» **THE TASK**: Look through the lines below and extract each one that contains "type".

» **SUPPLIED RECORDS**:
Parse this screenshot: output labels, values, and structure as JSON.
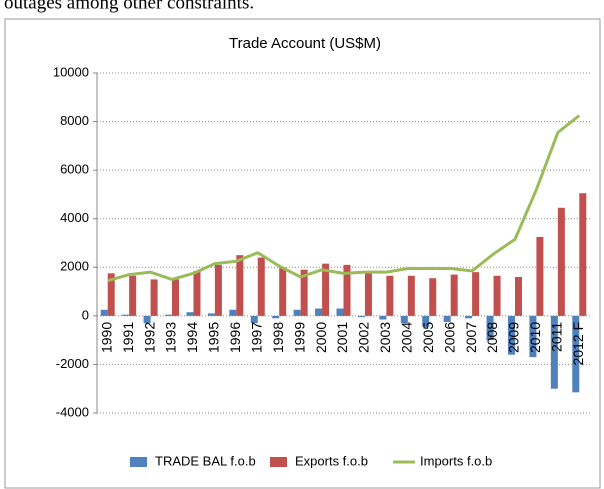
{
  "page_text": "outages among other constraints.",
  "chart_data": {
    "type": "bar-line",
    "title": "Trade Account (US$M)",
    "categories": [
      "1990",
      "1991",
      "1992",
      "1993",
      "1994",
      "1995",
      "1996",
      "1997",
      "1998",
      "1999",
      "2000",
      "2001",
      "2002",
      "2003",
      "2004",
      "2005",
      "2006",
      "2007",
      "2008",
      "2009",
      "2010",
      "2011",
      "2012 F"
    ],
    "series": [
      {
        "name": "TRADE BAL f.o.b",
        "type": "bar",
        "color": "#4f81bd",
        "values": [
          250,
          50,
          -300,
          50,
          150,
          100,
          250,
          -300,
          -100,
          250,
          300,
          300,
          -50,
          -150,
          -300,
          -450,
          -250,
          -100,
          -1000,
          -1600,
          -1700,
          -3000,
          -3150
        ]
      },
      {
        "name": "Exports f.o.b",
        "type": "bar",
        "color": "#c0504d",
        "values": [
          1750,
          1650,
          1500,
          1500,
          1850,
          2100,
          2500,
          2400,
          2000,
          1900,
          2150,
          2100,
          1800,
          1650,
          1650,
          1550,
          1700,
          1800,
          1650,
          1600,
          3250,
          4450,
          5050
        ]
      },
      {
        "name": "Imports f.o.b",
        "type": "line",
        "color": "#9bbb59",
        "values": [
          1450,
          1700,
          1800,
          1500,
          1750,
          2150,
          2250,
          2600,
          2050,
          1600,
          1900,
          1750,
          1800,
          1800,
          1950,
          1950,
          1950,
          1850,
          2550,
          3150,
          5200,
          7550,
          8250
        ]
      }
    ],
    "ylim": [
      -4000,
      10000
    ],
    "yticks": [
      -4000,
      -2000,
      0,
      2000,
      4000,
      6000,
      8000,
      10000
    ],
    "grid": true,
    "legend": "bottom"
  }
}
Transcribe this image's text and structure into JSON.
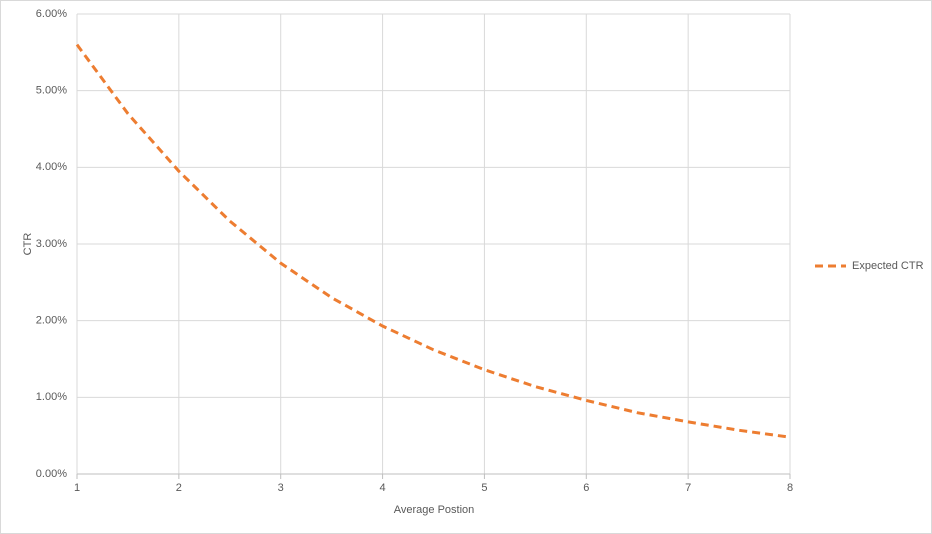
{
  "chart_data": {
    "type": "line",
    "x_label": "Average Postion",
    "y_label": "CTR",
    "x": [
      1,
      1.5,
      2,
      2.5,
      3,
      3.5,
      4,
      4.5,
      5,
      5.5,
      6,
      6.5,
      7,
      7.5,
      8
    ],
    "series": [
      {
        "name": "Expected CTR",
        "color": "#ed7d31",
        "values": [
          5.6,
          4.7,
          3.95,
          3.3,
          2.75,
          2.3,
          1.93,
          1.62,
          1.36,
          1.14,
          0.96,
          0.8,
          0.68,
          0.57,
          0.48
        ]
      }
    ],
    "xlim": [
      1,
      8
    ],
    "xticks": [
      1,
      2,
      3,
      4,
      5,
      6,
      7,
      8
    ],
    "ylim": [
      0,
      6
    ],
    "yticks": [
      {
        "value": 0,
        "label": "0.00%"
      },
      {
        "value": 1,
        "label": "1.00%"
      },
      {
        "value": 2,
        "label": "2.00%"
      },
      {
        "value": 3,
        "label": "3.00%"
      },
      {
        "value": 4,
        "label": "4.00%"
      },
      {
        "value": 5,
        "label": "5.00%"
      },
      {
        "value": 6,
        "label": "6.00%"
      }
    ],
    "grid": true,
    "legend": "right"
  }
}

» **WRITTEN SOLUTION**:
    "type": "bar-line",
        "type": "bar",
        "type": "bar",
        "type": "line",
    "type": "line",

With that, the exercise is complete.